*Stated task*
What you return should match every record exactly, with the images removed.

*Task inputs*
--- Start ---

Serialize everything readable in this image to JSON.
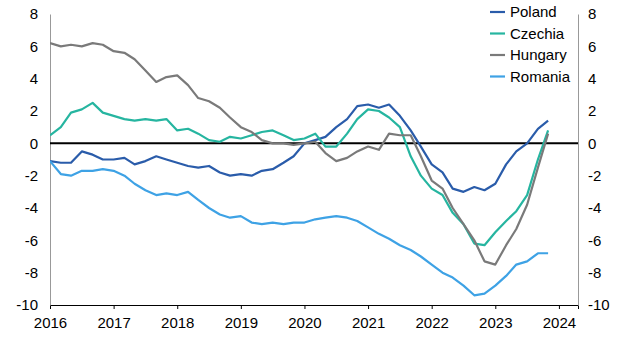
{
  "chart_data": {
    "type": "line",
    "x": [
      2016,
      2016.17,
      2016.33,
      2016.5,
      2016.67,
      2016.83,
      2017,
      2017.17,
      2017.33,
      2017.5,
      2017.67,
      2017.83,
      2018,
      2018.17,
      2018.33,
      2018.5,
      2018.67,
      2018.83,
      2019,
      2019.17,
      2019.33,
      2019.5,
      2019.67,
      2019.83,
      2020,
      2020.17,
      2020.33,
      2020.5,
      2020.67,
      2020.83,
      2021,
      2021.17,
      2021.33,
      2021.5,
      2021.67,
      2021.83,
      2022,
      2022.17,
      2022.33,
      2022.5,
      2022.67,
      2022.83,
      2023,
      2023.17,
      2023.33,
      2023.5,
      2023.67,
      2023.83
    ],
    "series": [
      {
        "name": "Poland",
        "color": "#2a5caa",
        "values": [
          -1.1,
          -1.2,
          -1.2,
          -0.5,
          -0.7,
          -1.0,
          -1.0,
          -0.9,
          -1.3,
          -1.1,
          -0.8,
          -1.0,
          -1.2,
          -1.4,
          -1.5,
          -1.4,
          -1.8,
          -2.0,
          -1.9,
          -2.0,
          -1.7,
          -1.6,
          -1.2,
          -0.8,
          0.0,
          0.2,
          0.4,
          1.0,
          1.5,
          2.3,
          2.4,
          2.2,
          2.4,
          1.7,
          0.8,
          -0.2,
          -1.3,
          -1.8,
          -2.8,
          -3.0,
          -2.7,
          -2.9,
          -2.5,
          -1.3,
          -0.5,
          0.0,
          0.9,
          1.4
        ]
      },
      {
        "name": "Czechia",
        "color": "#26b5a0",
        "values": [
          0.5,
          1.0,
          1.9,
          2.1,
          2.5,
          1.9,
          1.7,
          1.5,
          1.4,
          1.5,
          1.4,
          1.5,
          0.8,
          0.9,
          0.6,
          0.2,
          0.1,
          0.4,
          0.3,
          0.5,
          0.7,
          0.8,
          0.5,
          0.2,
          0.3,
          0.6,
          -0.2,
          -0.2,
          0.6,
          1.5,
          2.1,
          2.0,
          1.6,
          1.0,
          -0.8,
          -2.0,
          -2.8,
          -3.2,
          -4.3,
          -5.0,
          -6.2,
          -6.3,
          -5.5,
          -4.8,
          -4.2,
          -3.2,
          -1.0,
          0.8
        ]
      },
      {
        "name": "Hungary",
        "color": "#7a7a7a",
        "values": [
          6.2,
          6.0,
          6.1,
          6.0,
          6.2,
          6.1,
          5.7,
          5.6,
          5.2,
          4.5,
          3.8,
          4.1,
          4.2,
          3.6,
          2.8,
          2.6,
          2.2,
          1.6,
          1.0,
          0.7,
          0.2,
          0.0,
          0.0,
          -0.1,
          0.0,
          0.1,
          -0.6,
          -1.1,
          -0.9,
          -0.5,
          -0.2,
          -0.4,
          0.6,
          0.5,
          0.5,
          -0.8,
          -2.3,
          -2.8,
          -4.0,
          -5.0,
          -6.0,
          -7.3,
          -7.5,
          -6.3,
          -5.3,
          -3.8,
          -1.5,
          0.6
        ]
      },
      {
        "name": "Romania",
        "color": "#3ea2e5",
        "values": [
          -1.1,
          -1.9,
          -2.0,
          -1.7,
          -1.7,
          -1.6,
          -1.7,
          -2.0,
          -2.5,
          -2.9,
          -3.2,
          -3.1,
          -3.2,
          -3.0,
          -3.5,
          -4.0,
          -4.4,
          -4.6,
          -4.5,
          -4.9,
          -5.0,
          -4.9,
          -5.0,
          -4.9,
          -4.9,
          -4.7,
          -4.6,
          -4.5,
          -4.6,
          -4.8,
          -5.2,
          -5.6,
          -5.9,
          -6.3,
          -6.6,
          -7.0,
          -7.5,
          -8.0,
          -8.3,
          -8.8,
          -9.4,
          -9.3,
          -8.8,
          -8.2,
          -7.5,
          -7.3,
          -6.8,
          -6.8
        ]
      }
    ],
    "xlim": [
      2016,
      2024.3
    ],
    "xticks": [
      2016,
      2017,
      2018,
      2019,
      2020,
      2021,
      2022,
      2023,
      2024
    ],
    "ylim": [
      -10,
      8
    ],
    "yticks": [
      -10,
      -8,
      -6,
      -4,
      -2,
      0,
      2,
      4,
      6,
      8
    ],
    "y2lim": [
      -10,
      8
    ],
    "y2ticks": [
      -10,
      -8,
      -6,
      -4,
      -2,
      0,
      2,
      4,
      6,
      8
    ],
    "grid": false,
    "legend": "upper right"
  }
}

--- End ---

*Exercise result*
Serialize everything readable in this image to JSON.
{
  "chart_data": {
    "type": "line",
    "x": [
      2016,
      2016.17,
      2016.33,
      2016.5,
      2016.67,
      2016.83,
      2017,
      2017.17,
      2017.33,
      2017.5,
      2017.67,
      2017.83,
      2018,
      2018.17,
      2018.33,
      2018.5,
      2018.67,
      2018.83,
      2019,
      2019.17,
      2019.33,
      2019.5,
      2019.67,
      2019.83,
      2020,
      2020.17,
      2020.33,
      2020.5,
      2020.67,
      2020.83,
      2021,
      2021.17,
      2021.33,
      2021.5,
      2021.67,
      2021.83,
      2022,
      2022.17,
      2022.33,
      2022.5,
      2022.67,
      2022.83,
      2023,
      2023.17,
      2023.33,
      2023.5,
      2023.67,
      2023.83
    ],
    "series": [
      {
        "name": "Poland",
        "color": "#2a5caa",
        "values": [
          -1.1,
          -1.2,
          -1.2,
          -0.5,
          -0.7,
          -1.0,
          -1.0,
          -0.9,
          -1.3,
          -1.1,
          -0.8,
          -1.0,
          -1.2,
          -1.4,
          -1.5,
          -1.4,
          -1.8,
          -2.0,
          -1.9,
          -2.0,
          -1.7,
          -1.6,
          -1.2,
          -0.8,
          0.0,
          0.2,
          0.4,
          1.0,
          1.5,
          2.3,
          2.4,
          2.2,
          2.4,
          1.7,
          0.8,
          -0.2,
          -1.3,
          -1.8,
          -2.8,
          -3.0,
          -2.7,
          -2.9,
          -2.5,
          -1.3,
          -0.5,
          0.0,
          0.9,
          1.4
        ]
      },
      {
        "name": "Czechia",
        "color": "#26b5a0",
        "values": [
          0.5,
          1.0,
          1.9,
          2.1,
          2.5,
          1.9,
          1.7,
          1.5,
          1.4,
          1.5,
          1.4,
          1.5,
          0.8,
          0.9,
          0.6,
          0.2,
          0.1,
          0.4,
          0.3,
          0.5,
          0.7,
          0.8,
          0.5,
          0.2,
          0.3,
          0.6,
          -0.2,
          -0.2,
          0.6,
          1.5,
          2.1,
          2.0,
          1.6,
          1.0,
          -0.8,
          -2.0,
          -2.8,
          -3.2,
          -4.3,
          -5.0,
          -6.2,
          -6.3,
          -5.5,
          -4.8,
          -4.2,
          -3.2,
          -1.0,
          0.8
        ]
      },
      {
        "name": "Hungary",
        "color": "#7a7a7a",
        "values": [
          6.2,
          6.0,
          6.1,
          6.0,
          6.2,
          6.1,
          5.7,
          5.6,
          5.2,
          4.5,
          3.8,
          4.1,
          4.2,
          3.6,
          2.8,
          2.6,
          2.2,
          1.6,
          1.0,
          0.7,
          0.2,
          0.0,
          0.0,
          -0.1,
          0.0,
          0.1,
          -0.6,
          -1.1,
          -0.9,
          -0.5,
          -0.2,
          -0.4,
          0.6,
          0.5,
          0.5,
          -0.8,
          -2.3,
          -2.8,
          -4.0,
          -5.0,
          -6.0,
          -7.3,
          -7.5,
          -6.3,
          -5.3,
          -3.8,
          -1.5,
          0.6
        ]
      },
      {
        "name": "Romania",
        "color": "#3ea2e5",
        "values": [
          -1.1,
          -1.9,
          -2.0,
          -1.7,
          -1.7,
          -1.6,
          -1.7,
          -2.0,
          -2.5,
          -2.9,
          -3.2,
          -3.1,
          -3.2,
          -3.0,
          -3.5,
          -4.0,
          -4.4,
          -4.6,
          -4.5,
          -4.9,
          -5.0,
          -4.9,
          -5.0,
          -4.9,
          -4.9,
          -4.7,
          -4.6,
          -4.5,
          -4.6,
          -4.8,
          -5.2,
          -5.6,
          -5.9,
          -6.3,
          -6.6,
          -7.0,
          -7.5,
          -8.0,
          -8.3,
          -8.8,
          -9.4,
          -9.3,
          -8.8,
          -8.2,
          -7.5,
          -7.3,
          -6.8,
          -6.8
        ]
      }
    ],
    "xlim": [
      2016,
      2024.3
    ],
    "xticks": [
      2016,
      2017,
      2018,
      2019,
      2020,
      2021,
      2022,
      2023,
      2024
    ],
    "ylim": [
      -10,
      8
    ],
    "yticks": [
      -10,
      -8,
      -6,
      -4,
      -2,
      0,
      2,
      4,
      6,
      8
    ],
    "y2lim": [
      -10,
      8
    ],
    "y2ticks": [
      -10,
      -8,
      -6,
      -4,
      -2,
      0,
      2,
      4,
      6,
      8
    ],
    "grid": false,
    "legend": "upper right"
  }
}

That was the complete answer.